→ **SUPPLIED RECORDS**
========================================

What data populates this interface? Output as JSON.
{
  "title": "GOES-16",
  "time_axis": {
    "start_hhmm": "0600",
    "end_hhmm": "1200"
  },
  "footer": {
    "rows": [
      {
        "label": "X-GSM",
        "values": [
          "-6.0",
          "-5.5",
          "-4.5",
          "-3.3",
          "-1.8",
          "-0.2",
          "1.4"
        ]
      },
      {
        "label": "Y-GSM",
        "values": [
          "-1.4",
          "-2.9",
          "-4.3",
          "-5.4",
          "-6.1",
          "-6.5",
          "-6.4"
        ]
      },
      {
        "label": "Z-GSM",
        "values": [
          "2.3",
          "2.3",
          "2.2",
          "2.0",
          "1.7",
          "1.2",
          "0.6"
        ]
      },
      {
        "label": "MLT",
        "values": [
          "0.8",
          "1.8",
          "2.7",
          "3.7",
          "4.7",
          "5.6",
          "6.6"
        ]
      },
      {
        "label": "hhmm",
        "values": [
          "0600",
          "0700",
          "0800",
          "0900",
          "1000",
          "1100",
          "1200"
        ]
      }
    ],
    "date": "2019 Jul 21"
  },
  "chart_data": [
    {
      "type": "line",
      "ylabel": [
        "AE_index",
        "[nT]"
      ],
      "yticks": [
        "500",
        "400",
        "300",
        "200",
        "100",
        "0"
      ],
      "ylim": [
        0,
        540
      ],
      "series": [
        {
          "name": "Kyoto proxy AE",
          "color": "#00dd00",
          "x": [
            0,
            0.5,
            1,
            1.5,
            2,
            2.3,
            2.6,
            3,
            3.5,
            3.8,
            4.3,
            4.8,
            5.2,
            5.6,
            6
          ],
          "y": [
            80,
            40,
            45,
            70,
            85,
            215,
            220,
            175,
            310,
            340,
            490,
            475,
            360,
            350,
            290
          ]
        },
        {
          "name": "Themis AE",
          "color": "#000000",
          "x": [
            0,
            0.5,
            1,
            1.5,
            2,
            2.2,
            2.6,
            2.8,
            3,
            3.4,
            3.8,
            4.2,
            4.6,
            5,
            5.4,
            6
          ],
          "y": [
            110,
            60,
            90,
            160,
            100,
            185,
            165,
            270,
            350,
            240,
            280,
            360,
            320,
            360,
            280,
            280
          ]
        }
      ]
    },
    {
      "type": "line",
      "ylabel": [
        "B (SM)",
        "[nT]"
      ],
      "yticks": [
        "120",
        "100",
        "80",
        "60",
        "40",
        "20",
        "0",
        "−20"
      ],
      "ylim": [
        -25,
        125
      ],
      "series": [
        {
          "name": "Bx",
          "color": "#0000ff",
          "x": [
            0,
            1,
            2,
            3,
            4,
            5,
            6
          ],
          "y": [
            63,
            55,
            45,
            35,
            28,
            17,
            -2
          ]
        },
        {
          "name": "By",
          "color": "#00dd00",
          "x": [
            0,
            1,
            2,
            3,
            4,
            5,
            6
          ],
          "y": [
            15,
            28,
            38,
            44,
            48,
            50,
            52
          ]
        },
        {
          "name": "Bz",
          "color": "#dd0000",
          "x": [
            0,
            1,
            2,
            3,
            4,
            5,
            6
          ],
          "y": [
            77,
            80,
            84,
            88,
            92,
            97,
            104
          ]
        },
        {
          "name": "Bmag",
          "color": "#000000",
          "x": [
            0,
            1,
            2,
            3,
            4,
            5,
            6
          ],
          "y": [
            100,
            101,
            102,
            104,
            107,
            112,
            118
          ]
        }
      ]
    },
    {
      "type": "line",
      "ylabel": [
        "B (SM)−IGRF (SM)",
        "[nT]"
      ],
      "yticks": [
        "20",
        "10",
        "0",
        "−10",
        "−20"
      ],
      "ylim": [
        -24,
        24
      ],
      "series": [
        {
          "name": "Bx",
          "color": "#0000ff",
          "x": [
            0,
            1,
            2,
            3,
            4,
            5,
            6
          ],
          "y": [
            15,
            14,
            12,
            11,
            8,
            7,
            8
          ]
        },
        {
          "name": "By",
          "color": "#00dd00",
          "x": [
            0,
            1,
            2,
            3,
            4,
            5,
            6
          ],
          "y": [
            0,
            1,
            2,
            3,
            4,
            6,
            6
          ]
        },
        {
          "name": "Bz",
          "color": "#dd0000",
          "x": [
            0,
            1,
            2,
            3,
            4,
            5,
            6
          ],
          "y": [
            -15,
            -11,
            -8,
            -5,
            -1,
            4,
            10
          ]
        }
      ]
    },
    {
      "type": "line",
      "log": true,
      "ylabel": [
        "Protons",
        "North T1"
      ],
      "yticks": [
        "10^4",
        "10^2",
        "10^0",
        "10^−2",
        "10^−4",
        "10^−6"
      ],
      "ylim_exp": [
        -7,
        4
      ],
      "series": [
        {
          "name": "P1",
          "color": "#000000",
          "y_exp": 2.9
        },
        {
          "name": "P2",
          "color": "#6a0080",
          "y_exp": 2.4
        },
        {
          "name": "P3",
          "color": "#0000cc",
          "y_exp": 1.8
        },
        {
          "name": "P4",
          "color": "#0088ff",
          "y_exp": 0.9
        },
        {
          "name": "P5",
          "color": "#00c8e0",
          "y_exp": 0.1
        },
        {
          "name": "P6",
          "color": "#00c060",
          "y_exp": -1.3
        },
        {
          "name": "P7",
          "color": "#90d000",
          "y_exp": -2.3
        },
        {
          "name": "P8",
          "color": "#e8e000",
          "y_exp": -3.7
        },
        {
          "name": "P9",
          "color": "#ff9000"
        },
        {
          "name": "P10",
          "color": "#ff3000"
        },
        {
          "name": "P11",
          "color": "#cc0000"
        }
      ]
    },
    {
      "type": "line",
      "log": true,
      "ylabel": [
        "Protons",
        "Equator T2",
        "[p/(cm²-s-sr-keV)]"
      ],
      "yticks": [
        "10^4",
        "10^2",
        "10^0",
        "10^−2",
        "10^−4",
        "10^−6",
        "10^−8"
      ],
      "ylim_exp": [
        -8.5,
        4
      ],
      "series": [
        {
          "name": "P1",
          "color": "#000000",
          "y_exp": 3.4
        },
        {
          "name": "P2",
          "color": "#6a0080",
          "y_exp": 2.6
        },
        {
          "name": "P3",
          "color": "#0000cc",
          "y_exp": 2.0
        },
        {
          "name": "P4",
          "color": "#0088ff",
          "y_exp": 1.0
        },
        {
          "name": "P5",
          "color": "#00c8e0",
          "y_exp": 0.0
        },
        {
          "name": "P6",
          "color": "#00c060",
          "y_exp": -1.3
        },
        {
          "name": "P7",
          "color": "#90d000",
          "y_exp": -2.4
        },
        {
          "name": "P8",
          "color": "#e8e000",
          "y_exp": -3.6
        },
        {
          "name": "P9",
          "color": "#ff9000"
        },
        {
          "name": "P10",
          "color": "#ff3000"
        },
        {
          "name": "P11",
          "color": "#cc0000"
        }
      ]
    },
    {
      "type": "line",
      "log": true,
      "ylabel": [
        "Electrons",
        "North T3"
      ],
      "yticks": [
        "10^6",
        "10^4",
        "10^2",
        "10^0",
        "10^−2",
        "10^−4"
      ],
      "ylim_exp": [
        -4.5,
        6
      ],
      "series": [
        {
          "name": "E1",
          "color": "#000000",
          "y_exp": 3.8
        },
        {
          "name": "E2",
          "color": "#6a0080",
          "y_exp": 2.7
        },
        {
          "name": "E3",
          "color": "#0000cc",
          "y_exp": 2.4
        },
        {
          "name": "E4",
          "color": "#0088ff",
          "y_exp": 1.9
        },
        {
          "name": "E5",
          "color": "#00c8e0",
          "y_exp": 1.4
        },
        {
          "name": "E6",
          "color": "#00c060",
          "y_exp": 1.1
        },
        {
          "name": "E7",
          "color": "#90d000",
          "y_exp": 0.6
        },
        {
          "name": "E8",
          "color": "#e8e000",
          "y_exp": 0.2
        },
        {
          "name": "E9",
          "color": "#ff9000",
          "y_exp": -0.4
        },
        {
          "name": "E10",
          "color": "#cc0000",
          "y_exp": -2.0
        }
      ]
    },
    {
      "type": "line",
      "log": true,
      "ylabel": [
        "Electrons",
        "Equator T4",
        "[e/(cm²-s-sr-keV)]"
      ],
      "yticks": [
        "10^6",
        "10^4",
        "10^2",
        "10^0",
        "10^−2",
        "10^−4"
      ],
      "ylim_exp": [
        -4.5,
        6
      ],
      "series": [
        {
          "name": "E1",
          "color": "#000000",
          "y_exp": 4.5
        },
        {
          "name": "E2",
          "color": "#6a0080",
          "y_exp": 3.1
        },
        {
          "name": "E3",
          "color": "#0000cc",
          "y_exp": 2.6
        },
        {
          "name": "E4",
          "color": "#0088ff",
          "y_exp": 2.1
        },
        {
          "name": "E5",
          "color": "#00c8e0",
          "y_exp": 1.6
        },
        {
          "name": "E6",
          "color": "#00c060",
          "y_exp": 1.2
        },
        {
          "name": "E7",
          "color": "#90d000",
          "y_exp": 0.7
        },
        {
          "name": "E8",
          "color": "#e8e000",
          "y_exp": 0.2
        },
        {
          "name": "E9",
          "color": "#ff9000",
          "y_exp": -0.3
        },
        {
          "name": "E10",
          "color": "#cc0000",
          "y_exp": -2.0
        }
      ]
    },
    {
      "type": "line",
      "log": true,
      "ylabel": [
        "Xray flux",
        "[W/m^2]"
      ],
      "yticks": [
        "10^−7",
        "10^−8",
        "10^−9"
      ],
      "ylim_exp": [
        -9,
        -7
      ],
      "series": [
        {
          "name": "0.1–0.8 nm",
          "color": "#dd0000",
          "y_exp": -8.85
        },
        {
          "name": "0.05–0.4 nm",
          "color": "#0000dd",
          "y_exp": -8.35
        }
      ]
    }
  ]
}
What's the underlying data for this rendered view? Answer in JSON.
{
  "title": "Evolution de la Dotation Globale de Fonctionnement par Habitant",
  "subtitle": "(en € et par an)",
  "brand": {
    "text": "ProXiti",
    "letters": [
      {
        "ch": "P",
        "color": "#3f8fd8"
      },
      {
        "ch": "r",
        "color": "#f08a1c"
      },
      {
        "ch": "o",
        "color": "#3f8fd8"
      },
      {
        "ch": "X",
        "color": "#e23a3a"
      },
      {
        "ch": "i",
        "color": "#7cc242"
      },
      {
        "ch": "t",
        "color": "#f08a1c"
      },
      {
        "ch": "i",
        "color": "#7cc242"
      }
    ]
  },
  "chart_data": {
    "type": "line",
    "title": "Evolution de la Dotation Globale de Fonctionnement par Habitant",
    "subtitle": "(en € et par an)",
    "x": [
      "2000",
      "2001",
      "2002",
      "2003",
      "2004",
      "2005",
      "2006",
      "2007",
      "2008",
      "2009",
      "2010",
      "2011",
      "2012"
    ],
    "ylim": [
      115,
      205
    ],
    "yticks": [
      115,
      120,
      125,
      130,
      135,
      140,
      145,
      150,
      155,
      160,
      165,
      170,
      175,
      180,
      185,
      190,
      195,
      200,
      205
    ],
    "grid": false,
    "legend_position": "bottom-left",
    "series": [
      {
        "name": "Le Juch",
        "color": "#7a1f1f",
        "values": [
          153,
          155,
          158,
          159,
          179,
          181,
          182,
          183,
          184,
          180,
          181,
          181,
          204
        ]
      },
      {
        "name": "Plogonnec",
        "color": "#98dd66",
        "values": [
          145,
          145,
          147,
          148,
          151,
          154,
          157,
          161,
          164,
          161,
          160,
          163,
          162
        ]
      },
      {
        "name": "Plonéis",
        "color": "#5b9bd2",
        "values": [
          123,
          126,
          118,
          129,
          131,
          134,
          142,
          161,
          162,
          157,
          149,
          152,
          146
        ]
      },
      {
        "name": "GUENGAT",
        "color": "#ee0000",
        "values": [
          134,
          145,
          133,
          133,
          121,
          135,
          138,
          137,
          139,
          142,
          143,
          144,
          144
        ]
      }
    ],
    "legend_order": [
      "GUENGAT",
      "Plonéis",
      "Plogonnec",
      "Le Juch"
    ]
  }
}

========================================

→ **GOAL OF THE EXERCISE**
Going through the lines above one by one, tally those with the word "Habitant" and give only the total.

→ **THE OUTPUT**
2